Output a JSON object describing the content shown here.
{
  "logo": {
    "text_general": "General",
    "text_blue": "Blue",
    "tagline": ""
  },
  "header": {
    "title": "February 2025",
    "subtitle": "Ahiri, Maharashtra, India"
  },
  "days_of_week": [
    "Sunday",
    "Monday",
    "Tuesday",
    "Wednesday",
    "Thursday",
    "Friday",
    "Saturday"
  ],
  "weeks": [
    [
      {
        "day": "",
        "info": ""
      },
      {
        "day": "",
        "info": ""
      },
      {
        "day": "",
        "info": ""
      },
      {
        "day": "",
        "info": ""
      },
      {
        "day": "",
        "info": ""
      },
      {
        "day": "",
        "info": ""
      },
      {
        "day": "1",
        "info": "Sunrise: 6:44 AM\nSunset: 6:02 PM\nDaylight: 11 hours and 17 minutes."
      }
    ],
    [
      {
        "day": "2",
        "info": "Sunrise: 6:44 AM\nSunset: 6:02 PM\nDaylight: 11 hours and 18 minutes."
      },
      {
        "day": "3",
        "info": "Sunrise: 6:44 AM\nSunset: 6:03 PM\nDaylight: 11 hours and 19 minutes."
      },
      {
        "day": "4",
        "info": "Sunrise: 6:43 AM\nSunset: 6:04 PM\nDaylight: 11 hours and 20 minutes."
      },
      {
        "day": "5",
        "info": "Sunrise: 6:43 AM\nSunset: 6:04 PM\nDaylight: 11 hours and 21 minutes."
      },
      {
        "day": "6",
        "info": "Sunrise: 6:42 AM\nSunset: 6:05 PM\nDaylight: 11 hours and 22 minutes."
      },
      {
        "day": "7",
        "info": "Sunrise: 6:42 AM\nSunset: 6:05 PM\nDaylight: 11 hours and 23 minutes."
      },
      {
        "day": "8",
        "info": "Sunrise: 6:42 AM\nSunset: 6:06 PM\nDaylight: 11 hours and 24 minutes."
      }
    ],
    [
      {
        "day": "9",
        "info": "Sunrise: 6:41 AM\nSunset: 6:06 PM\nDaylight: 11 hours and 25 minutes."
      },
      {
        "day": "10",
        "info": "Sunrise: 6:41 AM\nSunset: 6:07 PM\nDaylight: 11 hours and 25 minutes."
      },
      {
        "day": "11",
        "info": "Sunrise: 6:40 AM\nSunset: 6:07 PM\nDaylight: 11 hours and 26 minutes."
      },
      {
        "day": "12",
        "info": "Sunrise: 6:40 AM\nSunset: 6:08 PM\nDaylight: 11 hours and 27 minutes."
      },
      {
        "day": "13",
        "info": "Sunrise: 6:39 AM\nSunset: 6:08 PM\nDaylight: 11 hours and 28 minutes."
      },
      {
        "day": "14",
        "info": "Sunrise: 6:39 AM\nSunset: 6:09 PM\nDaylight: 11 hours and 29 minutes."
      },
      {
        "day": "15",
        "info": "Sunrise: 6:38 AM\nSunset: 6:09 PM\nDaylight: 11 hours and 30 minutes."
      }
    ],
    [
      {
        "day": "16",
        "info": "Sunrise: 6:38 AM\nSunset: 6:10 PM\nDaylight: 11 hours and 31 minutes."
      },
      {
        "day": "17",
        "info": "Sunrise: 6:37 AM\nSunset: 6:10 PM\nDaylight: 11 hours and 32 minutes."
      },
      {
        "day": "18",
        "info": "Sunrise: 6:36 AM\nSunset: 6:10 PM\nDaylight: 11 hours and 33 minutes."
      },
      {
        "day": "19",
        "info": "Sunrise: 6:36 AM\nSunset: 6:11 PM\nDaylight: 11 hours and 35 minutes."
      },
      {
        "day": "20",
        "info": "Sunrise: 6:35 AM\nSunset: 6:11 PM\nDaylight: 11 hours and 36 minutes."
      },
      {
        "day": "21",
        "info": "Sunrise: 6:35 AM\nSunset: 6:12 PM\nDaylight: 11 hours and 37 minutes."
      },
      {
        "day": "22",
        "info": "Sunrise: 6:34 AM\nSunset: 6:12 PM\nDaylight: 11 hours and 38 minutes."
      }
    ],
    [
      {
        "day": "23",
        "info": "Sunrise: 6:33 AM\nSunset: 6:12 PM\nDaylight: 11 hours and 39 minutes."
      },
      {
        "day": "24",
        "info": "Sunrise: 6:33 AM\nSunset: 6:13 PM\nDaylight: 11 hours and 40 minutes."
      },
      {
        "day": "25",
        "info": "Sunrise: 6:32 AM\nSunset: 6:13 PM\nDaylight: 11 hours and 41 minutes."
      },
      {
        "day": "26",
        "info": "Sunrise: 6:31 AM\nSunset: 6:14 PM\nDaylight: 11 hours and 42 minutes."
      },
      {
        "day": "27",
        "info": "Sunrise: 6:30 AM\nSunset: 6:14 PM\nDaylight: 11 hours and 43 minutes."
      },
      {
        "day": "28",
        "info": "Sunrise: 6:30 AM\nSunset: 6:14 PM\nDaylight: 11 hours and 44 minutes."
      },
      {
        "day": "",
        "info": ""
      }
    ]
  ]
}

==================================================

Task prompt:
Copy out all of the records shown above exactly.

Full solution:
Output a JSON object describing the content shown here.
{
  "logo": {
    "text_general": "General",
    "text_blue": "Blue",
    "tagline": ""
  },
  "header": {
    "title": "February 2025",
    "subtitle": "Ahiri, Maharashtra, India"
  },
  "days_of_week": [
    "Sunday",
    "Monday",
    "Tuesday",
    "Wednesday",
    "Thursday",
    "Friday",
    "Saturday"
  ],
  "weeks": [
    [
      {
        "day": "",
        "info": ""
      },
      {
        "day": "",
        "info": ""
      },
      {
        "day": "",
        "info": ""
      },
      {
        "day": "",
        "info": ""
      },
      {
        "day": "",
        "info": ""
      },
      {
        "day": "",
        "info": ""
      },
      {
        "day": "1",
        "info": "Sunrise: 6:44 AM\nSunset: 6:02 PM\nDaylight: 11 hours and 17 minutes."
      }
    ],
    [
      {
        "day": "2",
        "info": "Sunrise: 6:44 AM\nSunset: 6:02 PM\nDaylight: 11 hours and 18 minutes."
      },
      {
        "day": "3",
        "info": "Sunrise: 6:44 AM\nSunset: 6:03 PM\nDaylight: 11 hours and 19 minutes."
      },
      {
        "day": "4",
        "info": "Sunrise: 6:43 AM\nSunset: 6:04 PM\nDaylight: 11 hours and 20 minutes."
      },
      {
        "day": "5",
        "info": "Sunrise: 6:43 AM\nSunset: 6:04 PM\nDaylight: 11 hours and 21 minutes."
      },
      {
        "day": "6",
        "info": "Sunrise: 6:42 AM\nSunset: 6:05 PM\nDaylight: 11 hours and 22 minutes."
      },
      {
        "day": "7",
        "info": "Sunrise: 6:42 AM\nSunset: 6:05 PM\nDaylight: 11 hours and 23 minutes."
      },
      {
        "day": "8",
        "info": "Sunrise: 6:42 AM\nSunset: 6:06 PM\nDaylight: 11 hours and 24 minutes."
      }
    ],
    [
      {
        "day": "9",
        "info": "Sunrise: 6:41 AM\nSunset: 6:06 PM\nDaylight: 11 hours and 25 minutes."
      },
      {
        "day": "10",
        "info": "Sunrise: 6:41 AM\nSunset: 6:07 PM\nDaylight: 11 hours and 25 minutes."
      },
      {
        "day": "11",
        "info": "Sunrise: 6:40 AM\nSunset: 6:07 PM\nDaylight: 11 hours and 26 minutes."
      },
      {
        "day": "12",
        "info": "Sunrise: 6:40 AM\nSunset: 6:08 PM\nDaylight: 11 hours and 27 minutes."
      },
      {
        "day": "13",
        "info": "Sunrise: 6:39 AM\nSunset: 6:08 PM\nDaylight: 11 hours and 28 minutes."
      },
      {
        "day": "14",
        "info": "Sunrise: 6:39 AM\nSunset: 6:09 PM\nDaylight: 11 hours and 29 minutes."
      },
      {
        "day": "15",
        "info": "Sunrise: 6:38 AM\nSunset: 6:09 PM\nDaylight: 11 hours and 30 minutes."
      }
    ],
    [
      {
        "day": "16",
        "info": "Sunrise: 6:38 AM\nSunset: 6:10 PM\nDaylight: 11 hours and 31 minutes."
      },
      {
        "day": "17",
        "info": "Sunrise: 6:37 AM\nSunset: 6:10 PM\nDaylight: 11 hours and 32 minutes."
      },
      {
        "day": "18",
        "info": "Sunrise: 6:36 AM\nSunset: 6:10 PM\nDaylight: 11 hours and 33 minutes."
      },
      {
        "day": "19",
        "info": "Sunrise: 6:36 AM\nSunset: 6:11 PM\nDaylight: 11 hours and 35 minutes."
      },
      {
        "day": "20",
        "info": "Sunrise: 6:35 AM\nSunset: 6:11 PM\nDaylight: 11 hours and 36 minutes."
      },
      {
        "day": "21",
        "info": "Sunrise: 6:35 AM\nSunset: 6:12 PM\nDaylight: 11 hours and 37 minutes."
      },
      {
        "day": "22",
        "info": "Sunrise: 6:34 AM\nSunset: 6:12 PM\nDaylight: 11 hours and 38 minutes."
      }
    ],
    [
      {
        "day": "23",
        "info": "Sunrise: 6:33 AM\nSunset: 6:12 PM\nDaylight: 11 hours and 39 minutes."
      },
      {
        "day": "24",
        "info": "Sunrise: 6:33 AM\nSunset: 6:13 PM\nDaylight: 11 hours and 40 minutes."
      },
      {
        "day": "25",
        "info": "Sunrise: 6:32 AM\nSunset: 6:13 PM\nDaylight: 11 hours and 41 minutes."
      },
      {
        "day": "26",
        "info": "Sunrise: 6:31 AM\nSunset: 6:14 PM\nDaylight: 11 hours and 42 minutes."
      },
      {
        "day": "27",
        "info": "Sunrise: 6:30 AM\nSunset: 6:14 PM\nDaylight: 11 hours and 43 minutes."
      },
      {
        "day": "28",
        "info": "Sunrise: 6:30 AM\nSunset: 6:14 PM\nDaylight: 11 hours and 44 minutes."
      },
      {
        "day": "",
        "info": ""
      }
    ]
  ]
}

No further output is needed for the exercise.